- **Short problem**: Read the records below. Copy each line where the string "Ramdirektivet" occurs.

- **Provided data**:

┄┄┄┄┄┄┄┄┄┄

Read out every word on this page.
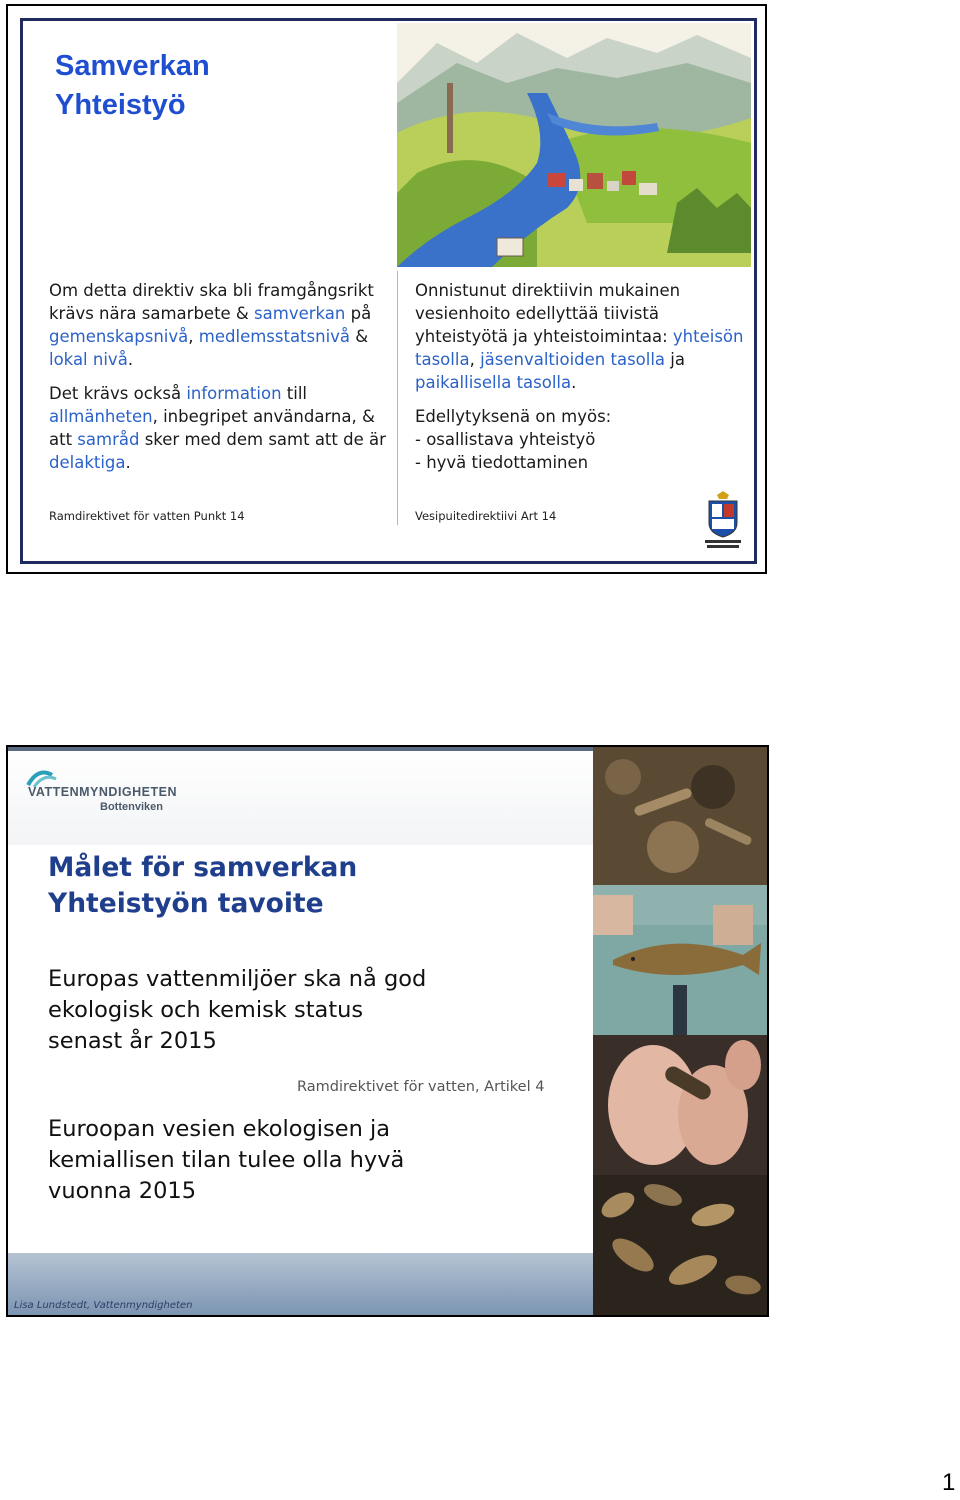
Samverkan
Yhteistyö

Om detta direktiv ska bli framgångsrikt krävs nära samarbete & samverkan på gemenskapsnivå, medlemsstatsnivå & lokal nivå.

Det krävs också information till allmänheten, inbegripet användarna, & att samråd sker med dem samt att de är delaktiga.

Onnistunut direktiivin mukainen vesienhoito edellyttää tiivistä yhteistyötä ja yhteistoimintaa: yhteisön tasolla, jäsenvaltioiden tasolla ja paikallisella tasolla.

Edellytyksenä on myös:
- osallistava yhteistyö
- hyvä tiedottaminen

Ramdirektivet för vatten Punkt 14	Vesipuitedirektiivi Art 14
VATTENMYNDIGHETEN
Bottenviken
Målet för samverkan
Yhteistyön tavoite
Europas vattenmiljöer ska nå god
ekologisk och kemisk status
senast år 2015
Ramdirektivet för vatten, Artikel 4
Euroopan vesien ekologisen ja
kemiallisen tilan tulee olla hyvä
vuonna 2015
Lisa Lundstedt, Vattenmyndigheten
1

┄┄┄┄┄┄┄┄┄┄

- **Response to the task**:
Ramdirektivet för vatten Punkt 14	Vesipuitedirektiivi Art 14
Ramdirektivet för vatten, Artikel 4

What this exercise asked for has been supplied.